→ The request
The records below need retyping in full; give them again exactly.
-=-=-
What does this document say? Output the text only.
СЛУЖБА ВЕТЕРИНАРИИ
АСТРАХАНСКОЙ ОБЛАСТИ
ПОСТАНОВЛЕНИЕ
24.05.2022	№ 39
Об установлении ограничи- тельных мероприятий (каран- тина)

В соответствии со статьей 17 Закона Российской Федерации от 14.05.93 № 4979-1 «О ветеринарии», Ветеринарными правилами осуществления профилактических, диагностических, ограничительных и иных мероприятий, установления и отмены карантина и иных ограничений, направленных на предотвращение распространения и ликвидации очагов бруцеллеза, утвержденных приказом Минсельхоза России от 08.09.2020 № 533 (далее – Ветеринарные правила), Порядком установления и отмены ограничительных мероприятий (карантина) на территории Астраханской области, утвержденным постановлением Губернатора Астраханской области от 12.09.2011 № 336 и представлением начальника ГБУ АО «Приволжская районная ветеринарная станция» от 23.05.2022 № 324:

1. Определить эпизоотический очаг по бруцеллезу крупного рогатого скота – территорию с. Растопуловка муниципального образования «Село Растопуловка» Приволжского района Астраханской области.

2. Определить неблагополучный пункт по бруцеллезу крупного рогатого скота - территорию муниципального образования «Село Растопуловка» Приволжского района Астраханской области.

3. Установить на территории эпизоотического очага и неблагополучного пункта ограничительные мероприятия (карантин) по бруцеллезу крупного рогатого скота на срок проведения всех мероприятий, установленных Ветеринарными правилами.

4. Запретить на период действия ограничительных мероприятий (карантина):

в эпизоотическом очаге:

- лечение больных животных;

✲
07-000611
-=-=-
→ The solution
What does this document say? Output the text only.
СЛУЖБА ВЕТЕРИНАРИИ
АСТРАХАНСКОЙ ОБЛАСТИ
ПОСТАНОВЛЕНИЕ
24.05.2022	№ 39
Об установлении ограничи- тельных мероприятий (каран- тина)

В соответствии со статьей 17 Закона Российской Федерации от 14.05.93 № 4979-1 «О ветеринарии», Ветеринарными правилами осуществления профилактических, диагностических, ограничительных и иных мероприятий, установления и отмены карантина и иных ограничений, направленных на предотвращение распространения и ликвидации очагов бруцеллеза, утвержденных приказом Минсельхоза России от 08.09.2020 № 533 (далее – Ветеринарные правила), Порядком установления и отмены ограничительных мероприятий (карантина) на территории Астраханской области, утвержденным постановлением Губернатора Астраханской области от 12.09.2011 № 336 и представлением начальника ГБУ АО «Приволжская районная ветеринарная станция» от 23.05.2022 № 324:

1. Определить эпизоотический очаг по бруцеллезу крупного рогатого скота – территорию с. Растопуловка муниципального образования «Село Растопуловка» Приволжского района Астраханской области.

2. Определить неблагополучный пункт по бруцеллезу крупного рогатого скота - территорию муниципального образования «Село Растопуловка» Приволжского района Астраханской области.

3. Установить на территории эпизоотического очага и неблагополучного пункта ограничительные мероприятия (карантин) по бруцеллезу крупного рогатого скота на срок проведения всех мероприятий, установленных Ветеринарными правилами.

4. Запретить на период действия ограничительных мероприятий (карантина):

в эпизоотическом очаге:

- лечение больных животных;

✲
07-000611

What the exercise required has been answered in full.